Aim: The records that follow are to be transcribed in full, without their images.

Data extracted from a collection:
-- -- --
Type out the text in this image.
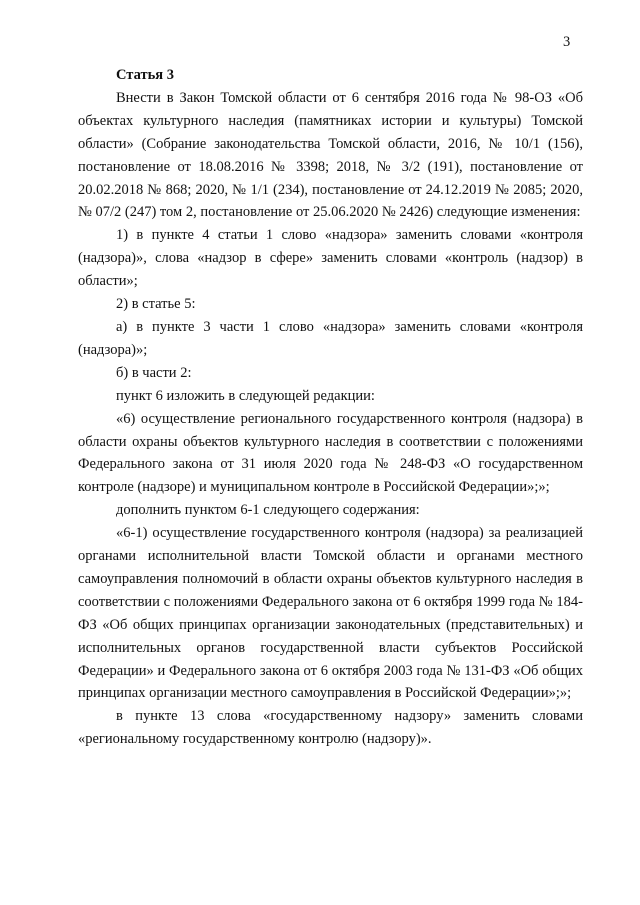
3

Статья 3

Внести в Закон Томской области от 6 сентября 2016 года № 98-ОЗ «Об объектах культурного наследия (памятниках истории и культуры) Томской области» (Собрание законодательства Томской области, 2016, № 10/1 (156), постановление от 18.08.2016 № 3398; 2018, № 3/2 (191), постановление от 20.02.2018 № 868; 2020, № 1/1 (234), постановление от 24.12.2019 № 2085; 2020, № 07/2 (247) том 2, постановление от 25.06.2020 № 2426) следующие изменения:

1) в пункте 4 статьи 1 слово «надзора» заменить словами «контроля (надзора)», слова «надзор в сфере» заменить словами «контроль (надзор) в области»;

2) в статье 5:

а) в пункте 3 части 1 слово «надзора» заменить словами «контроля (надзора)»;

б) в части 2:

пункт 6 изложить в следующей редакции:

«6) осуществление регионального государственного контроля (надзора) в области охраны объектов культурного наследия в соответствии с положениями Федерального закона от 31 июля 2020 года № 248-ФЗ «О государственном контроле (надзоре) и муниципальном контроле в Российской Федерации»;»;

дополнить пунктом 6-1 следующего содержания:

«6-1) осуществление государственного контроля (надзора) за реализацией органами исполнительной власти Томской области и органами местного самоуправления полномочий в области охраны объектов культурного наследия в соответствии с положениями Федерального закона от 6 октября 1999 года № 184-ФЗ «Об общих принципах организации законодательных (представительных) и исполнительных органов государственной власти субъектов Российской Федерации» и Федерального закона от 6 октября 2003 года № 131-ФЗ «Об общих принципах организации местного самоуправления в Российской Федерации»;»;

в пункте 13 слова «государственному надзору» заменить словами «региональному государственному контролю (надзору)».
-- -- --
Expected output:
Type out the text in this image.
3

Статья 3

Внести в Закон Томской области от 6 сентября 2016 года № 98-ОЗ «Об объектах культурного наследия (памятниках истории и культуры) Томской области» (Собрание законодательства Томской области, 2016, № 10/1 (156), постановление от 18.08.2016 № 3398; 2018, № 3/2 (191), постановление от 20.02.2018 № 868; 2020, № 1/1 (234), постановление от 24.12.2019 № 2085; 2020, № 07/2 (247) том 2, постановление от 25.06.2020 № 2426) следующие изменения:

1) в пункте 4 статьи 1 слово «надзора» заменить словами «контроля (надзора)», слова «надзор в сфере» заменить словами «контроль (надзор) в области»;

2) в статье 5:

а) в пункте 3 части 1 слово «надзора» заменить словами «контроля (надзора)»;

б) в части 2:

пункт 6 изложить в следующей редакции:

«6) осуществление регионального государственного контроля (надзора) в области охраны объектов культурного наследия в соответствии с положениями Федерального закона от 31 июля 2020 года № 248-ФЗ «О государственном контроле (надзоре) и муниципальном контроле в Российской Федерации»;»;

дополнить пунктом 6-1 следующего содержания:

«6-1) осуществление государственного контроля (надзора) за реализацией органами исполнительной власти Томской области и органами местного самоуправления полномочий в области охраны объектов культурного наследия в соответствии с положениями Федерального закона от 6 октября 1999 года № 184-ФЗ «Об общих принципах организации законодательных (представительных) и исполнительных органов государственной власти субъектов Российской Федерации» и Федерального закона от 6 октября 2003 года № 131-ФЗ «Об общих принципах организации местного самоуправления в Российской Федерации»;»;

в пункте 13 слова «государственному надзору» заменить словами «региональному государственному контролю (надзору)».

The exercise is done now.